__Exercise__:
In the listing below, find every line containing "Lower" and copy it out.

## start

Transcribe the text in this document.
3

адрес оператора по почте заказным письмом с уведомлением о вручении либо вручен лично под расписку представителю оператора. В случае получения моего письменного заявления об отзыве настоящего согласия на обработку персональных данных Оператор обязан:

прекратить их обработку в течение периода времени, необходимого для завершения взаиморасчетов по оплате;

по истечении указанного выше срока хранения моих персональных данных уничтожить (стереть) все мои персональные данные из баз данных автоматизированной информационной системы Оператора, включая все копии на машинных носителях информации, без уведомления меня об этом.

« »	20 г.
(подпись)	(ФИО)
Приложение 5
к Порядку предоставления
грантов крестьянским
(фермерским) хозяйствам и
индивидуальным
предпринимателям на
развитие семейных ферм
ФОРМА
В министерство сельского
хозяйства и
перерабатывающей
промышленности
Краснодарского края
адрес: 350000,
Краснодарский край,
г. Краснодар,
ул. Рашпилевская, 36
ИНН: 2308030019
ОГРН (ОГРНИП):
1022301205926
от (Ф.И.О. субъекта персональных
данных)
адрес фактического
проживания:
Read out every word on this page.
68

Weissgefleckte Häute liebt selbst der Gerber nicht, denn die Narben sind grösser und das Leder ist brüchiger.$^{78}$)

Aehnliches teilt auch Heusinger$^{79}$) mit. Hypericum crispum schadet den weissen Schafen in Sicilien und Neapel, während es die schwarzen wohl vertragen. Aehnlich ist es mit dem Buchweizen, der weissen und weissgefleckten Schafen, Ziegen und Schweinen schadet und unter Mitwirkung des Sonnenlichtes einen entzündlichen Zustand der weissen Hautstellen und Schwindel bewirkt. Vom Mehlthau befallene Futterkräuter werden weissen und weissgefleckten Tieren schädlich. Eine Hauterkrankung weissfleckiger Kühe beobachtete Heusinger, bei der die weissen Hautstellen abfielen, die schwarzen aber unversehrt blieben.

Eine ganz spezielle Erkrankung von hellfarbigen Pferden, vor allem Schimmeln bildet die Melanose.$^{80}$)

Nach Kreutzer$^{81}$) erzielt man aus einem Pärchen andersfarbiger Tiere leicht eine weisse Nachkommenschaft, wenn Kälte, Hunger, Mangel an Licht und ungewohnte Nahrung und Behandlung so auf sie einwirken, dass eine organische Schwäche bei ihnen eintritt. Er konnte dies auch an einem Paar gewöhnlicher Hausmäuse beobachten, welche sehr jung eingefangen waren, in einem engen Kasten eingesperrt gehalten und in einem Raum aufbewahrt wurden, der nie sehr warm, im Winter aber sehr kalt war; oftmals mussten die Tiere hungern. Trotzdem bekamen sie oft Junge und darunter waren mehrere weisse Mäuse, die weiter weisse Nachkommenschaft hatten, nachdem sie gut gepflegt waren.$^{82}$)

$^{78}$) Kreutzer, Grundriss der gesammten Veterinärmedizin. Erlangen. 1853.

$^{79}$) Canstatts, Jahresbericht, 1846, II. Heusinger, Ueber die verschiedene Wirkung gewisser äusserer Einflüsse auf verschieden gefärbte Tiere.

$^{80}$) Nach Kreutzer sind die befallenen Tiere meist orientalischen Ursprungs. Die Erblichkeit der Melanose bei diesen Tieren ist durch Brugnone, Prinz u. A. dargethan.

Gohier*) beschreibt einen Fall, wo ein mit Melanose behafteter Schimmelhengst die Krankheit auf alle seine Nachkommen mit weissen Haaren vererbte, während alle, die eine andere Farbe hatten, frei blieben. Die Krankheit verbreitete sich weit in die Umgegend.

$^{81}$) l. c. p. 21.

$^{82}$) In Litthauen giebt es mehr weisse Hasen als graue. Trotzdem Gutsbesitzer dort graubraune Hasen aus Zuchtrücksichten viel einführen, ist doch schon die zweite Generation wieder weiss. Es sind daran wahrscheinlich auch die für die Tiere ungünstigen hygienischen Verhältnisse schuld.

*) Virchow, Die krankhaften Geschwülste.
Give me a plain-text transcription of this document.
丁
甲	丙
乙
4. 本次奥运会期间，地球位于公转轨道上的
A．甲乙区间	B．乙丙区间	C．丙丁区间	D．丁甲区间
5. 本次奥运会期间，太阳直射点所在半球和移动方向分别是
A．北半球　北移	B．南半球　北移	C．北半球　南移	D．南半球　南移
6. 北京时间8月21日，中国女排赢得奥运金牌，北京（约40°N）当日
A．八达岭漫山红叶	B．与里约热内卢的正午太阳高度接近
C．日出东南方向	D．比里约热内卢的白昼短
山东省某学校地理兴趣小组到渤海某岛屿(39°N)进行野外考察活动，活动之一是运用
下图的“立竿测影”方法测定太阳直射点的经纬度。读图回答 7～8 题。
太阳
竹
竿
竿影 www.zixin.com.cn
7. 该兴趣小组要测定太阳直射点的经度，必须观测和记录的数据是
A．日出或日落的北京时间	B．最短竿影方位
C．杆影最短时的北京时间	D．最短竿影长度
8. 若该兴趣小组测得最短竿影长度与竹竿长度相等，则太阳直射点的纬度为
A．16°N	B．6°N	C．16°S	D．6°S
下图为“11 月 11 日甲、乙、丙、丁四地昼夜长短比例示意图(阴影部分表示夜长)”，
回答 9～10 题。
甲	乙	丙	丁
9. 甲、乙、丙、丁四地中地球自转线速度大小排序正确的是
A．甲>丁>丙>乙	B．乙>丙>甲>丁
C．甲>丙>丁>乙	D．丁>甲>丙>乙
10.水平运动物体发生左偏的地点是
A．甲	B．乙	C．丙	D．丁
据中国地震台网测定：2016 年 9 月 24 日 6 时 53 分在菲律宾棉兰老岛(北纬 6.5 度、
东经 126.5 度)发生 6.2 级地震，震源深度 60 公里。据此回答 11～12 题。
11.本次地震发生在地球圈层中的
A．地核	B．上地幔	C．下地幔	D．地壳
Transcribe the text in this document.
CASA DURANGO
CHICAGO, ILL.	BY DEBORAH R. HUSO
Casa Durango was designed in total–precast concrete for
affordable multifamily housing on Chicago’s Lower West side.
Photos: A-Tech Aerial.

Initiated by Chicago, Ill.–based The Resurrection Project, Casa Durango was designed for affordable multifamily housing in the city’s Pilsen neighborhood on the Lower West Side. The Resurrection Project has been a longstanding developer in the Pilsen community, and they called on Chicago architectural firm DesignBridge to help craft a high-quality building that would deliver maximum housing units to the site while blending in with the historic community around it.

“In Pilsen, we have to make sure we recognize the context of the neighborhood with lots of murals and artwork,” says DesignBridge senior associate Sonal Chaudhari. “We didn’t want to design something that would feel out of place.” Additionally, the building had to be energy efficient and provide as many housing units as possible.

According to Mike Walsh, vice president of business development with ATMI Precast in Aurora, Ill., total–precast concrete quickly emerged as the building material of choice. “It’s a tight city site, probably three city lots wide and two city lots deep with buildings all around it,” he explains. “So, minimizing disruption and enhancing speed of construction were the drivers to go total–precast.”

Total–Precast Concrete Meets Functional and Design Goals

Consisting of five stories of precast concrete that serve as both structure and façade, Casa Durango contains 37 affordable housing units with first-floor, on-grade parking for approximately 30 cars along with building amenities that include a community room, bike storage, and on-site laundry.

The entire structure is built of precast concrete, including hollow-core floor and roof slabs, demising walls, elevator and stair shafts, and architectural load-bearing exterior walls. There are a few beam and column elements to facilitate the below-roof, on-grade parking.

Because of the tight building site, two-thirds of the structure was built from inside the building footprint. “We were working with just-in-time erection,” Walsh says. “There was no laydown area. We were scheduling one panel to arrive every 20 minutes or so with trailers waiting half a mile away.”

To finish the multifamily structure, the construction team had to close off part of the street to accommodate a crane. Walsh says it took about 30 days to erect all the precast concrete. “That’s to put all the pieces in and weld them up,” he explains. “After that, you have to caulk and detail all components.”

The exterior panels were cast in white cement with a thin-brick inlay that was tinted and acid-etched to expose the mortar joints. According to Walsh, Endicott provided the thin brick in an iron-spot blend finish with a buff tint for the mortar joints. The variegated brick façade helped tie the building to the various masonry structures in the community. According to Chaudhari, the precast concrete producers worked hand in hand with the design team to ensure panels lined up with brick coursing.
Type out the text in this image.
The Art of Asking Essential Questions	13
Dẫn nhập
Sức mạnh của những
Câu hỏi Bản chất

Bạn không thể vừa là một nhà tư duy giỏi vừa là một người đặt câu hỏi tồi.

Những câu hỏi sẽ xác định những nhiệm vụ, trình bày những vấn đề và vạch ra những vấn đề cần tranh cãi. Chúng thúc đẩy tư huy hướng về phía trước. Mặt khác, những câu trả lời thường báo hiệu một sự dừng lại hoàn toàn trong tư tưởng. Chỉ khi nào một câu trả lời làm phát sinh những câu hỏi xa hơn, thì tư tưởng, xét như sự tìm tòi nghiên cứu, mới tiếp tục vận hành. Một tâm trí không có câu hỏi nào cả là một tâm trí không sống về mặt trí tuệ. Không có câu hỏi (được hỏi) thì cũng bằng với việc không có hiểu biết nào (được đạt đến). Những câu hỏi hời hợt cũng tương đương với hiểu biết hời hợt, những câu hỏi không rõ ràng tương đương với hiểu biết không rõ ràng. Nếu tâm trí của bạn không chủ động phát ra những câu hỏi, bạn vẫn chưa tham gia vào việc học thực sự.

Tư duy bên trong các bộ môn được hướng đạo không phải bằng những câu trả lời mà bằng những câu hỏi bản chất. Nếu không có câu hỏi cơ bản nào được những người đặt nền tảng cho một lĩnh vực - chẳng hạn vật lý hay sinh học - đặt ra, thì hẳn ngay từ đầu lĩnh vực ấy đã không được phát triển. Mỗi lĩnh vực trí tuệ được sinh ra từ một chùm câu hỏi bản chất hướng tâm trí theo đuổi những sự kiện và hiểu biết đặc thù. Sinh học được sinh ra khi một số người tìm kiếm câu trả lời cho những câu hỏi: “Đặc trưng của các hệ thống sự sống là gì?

## end

__Task result__:
affordable multifamily housing on Chicago’s Lower West side.
Initiated by Chicago, Ill.–based The Resurrection Project, Casa Durango was designed for affordable multifamily housing in the city’s Pilsen neighborhood on the Lower West Side. The Resurrection Project has been a longstanding developer in the Pilsen community, and they called on Chicago architectural firm DesignBridge to help craft a high-quality building that would deliver maximum housing units to the site while blending in with the historic community around it.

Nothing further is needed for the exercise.